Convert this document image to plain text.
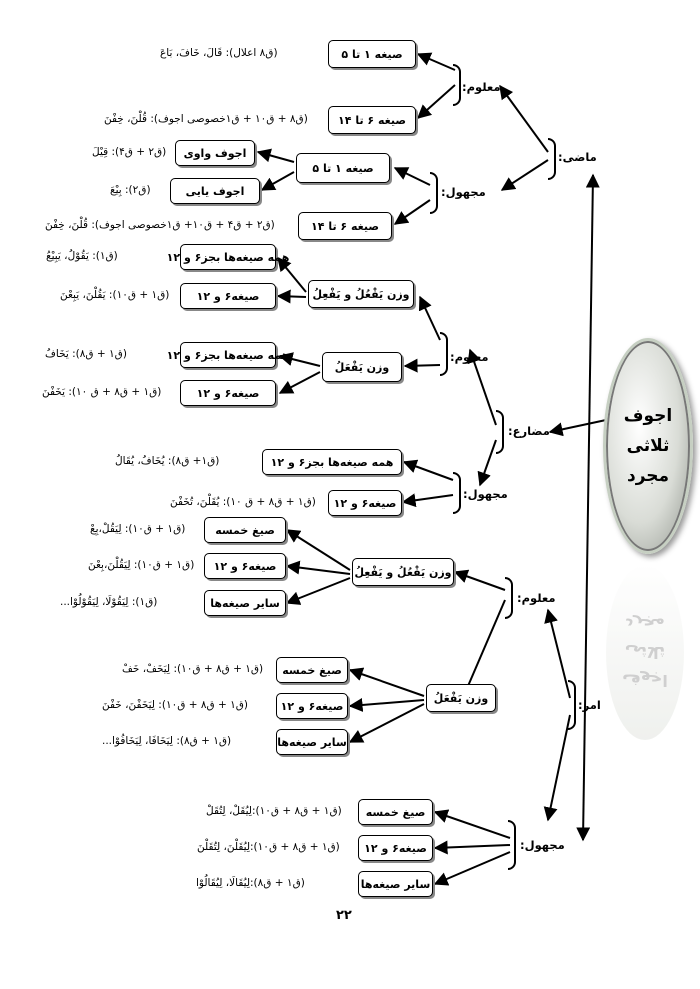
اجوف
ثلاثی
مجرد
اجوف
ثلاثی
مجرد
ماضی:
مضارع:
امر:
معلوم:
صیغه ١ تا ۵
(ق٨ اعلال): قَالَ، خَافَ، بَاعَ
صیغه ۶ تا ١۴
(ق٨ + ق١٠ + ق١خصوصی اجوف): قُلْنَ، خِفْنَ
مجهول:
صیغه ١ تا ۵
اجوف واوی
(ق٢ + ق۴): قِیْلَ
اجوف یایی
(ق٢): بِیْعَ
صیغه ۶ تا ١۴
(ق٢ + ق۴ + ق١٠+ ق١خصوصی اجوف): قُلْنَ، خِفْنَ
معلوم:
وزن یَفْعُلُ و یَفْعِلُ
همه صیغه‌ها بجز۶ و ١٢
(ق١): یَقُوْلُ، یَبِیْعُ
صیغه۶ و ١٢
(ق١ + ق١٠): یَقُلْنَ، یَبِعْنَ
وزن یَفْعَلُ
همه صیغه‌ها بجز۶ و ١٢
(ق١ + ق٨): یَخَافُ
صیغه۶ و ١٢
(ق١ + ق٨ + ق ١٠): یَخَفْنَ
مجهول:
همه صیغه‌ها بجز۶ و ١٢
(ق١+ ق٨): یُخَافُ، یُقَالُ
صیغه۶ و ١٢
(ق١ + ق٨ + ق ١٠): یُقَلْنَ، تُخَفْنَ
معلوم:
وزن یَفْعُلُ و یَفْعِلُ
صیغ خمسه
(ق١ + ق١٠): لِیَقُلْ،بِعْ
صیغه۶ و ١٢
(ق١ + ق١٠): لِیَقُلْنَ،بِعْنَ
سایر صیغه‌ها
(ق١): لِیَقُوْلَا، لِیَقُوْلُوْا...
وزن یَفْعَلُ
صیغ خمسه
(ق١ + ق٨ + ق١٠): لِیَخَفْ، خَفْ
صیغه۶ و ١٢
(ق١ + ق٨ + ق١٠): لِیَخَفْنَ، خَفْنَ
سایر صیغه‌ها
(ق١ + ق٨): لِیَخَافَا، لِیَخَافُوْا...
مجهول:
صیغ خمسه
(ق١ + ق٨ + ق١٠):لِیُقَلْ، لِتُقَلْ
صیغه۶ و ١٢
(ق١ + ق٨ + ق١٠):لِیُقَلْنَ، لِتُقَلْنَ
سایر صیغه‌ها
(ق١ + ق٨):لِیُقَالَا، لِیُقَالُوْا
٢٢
==
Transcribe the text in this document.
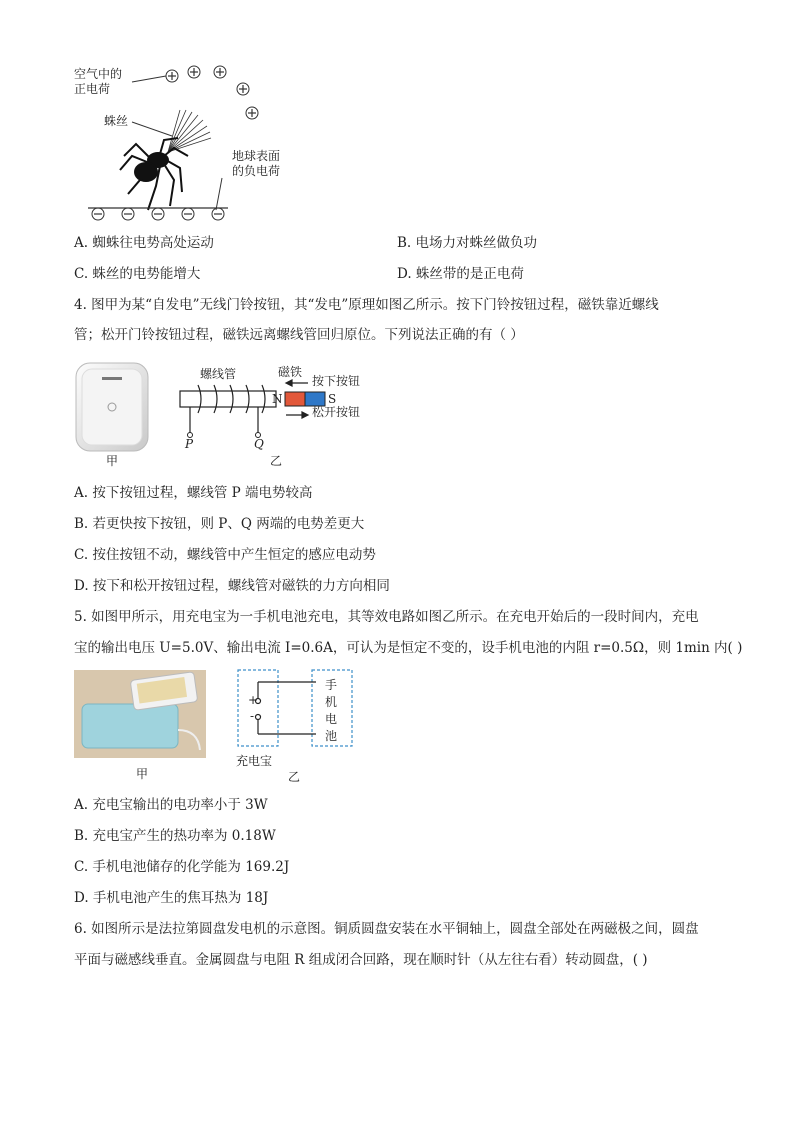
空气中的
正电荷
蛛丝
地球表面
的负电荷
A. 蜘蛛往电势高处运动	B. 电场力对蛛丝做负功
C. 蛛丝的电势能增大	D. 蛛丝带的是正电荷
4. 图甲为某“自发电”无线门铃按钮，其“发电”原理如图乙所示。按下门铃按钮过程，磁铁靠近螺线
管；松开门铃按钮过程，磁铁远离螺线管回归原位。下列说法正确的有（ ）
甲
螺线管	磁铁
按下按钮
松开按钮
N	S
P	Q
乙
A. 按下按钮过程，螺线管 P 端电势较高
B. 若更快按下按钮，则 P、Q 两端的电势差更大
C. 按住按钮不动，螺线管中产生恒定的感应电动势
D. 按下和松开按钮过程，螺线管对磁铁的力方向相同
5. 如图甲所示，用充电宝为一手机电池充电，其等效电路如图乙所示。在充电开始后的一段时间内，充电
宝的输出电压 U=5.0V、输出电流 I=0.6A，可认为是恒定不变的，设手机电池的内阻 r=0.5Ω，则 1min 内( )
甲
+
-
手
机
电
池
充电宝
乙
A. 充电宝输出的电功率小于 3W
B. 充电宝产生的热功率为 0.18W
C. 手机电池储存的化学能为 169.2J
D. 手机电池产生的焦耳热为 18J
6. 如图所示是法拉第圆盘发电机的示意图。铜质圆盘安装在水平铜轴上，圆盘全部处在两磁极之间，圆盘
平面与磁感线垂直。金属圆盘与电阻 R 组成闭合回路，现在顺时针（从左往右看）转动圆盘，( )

▸ Aim
From the entries above, extract every line where the word "text" appears.

▸ Output
Convert this document image to plain text.
Transcribe the text in this document.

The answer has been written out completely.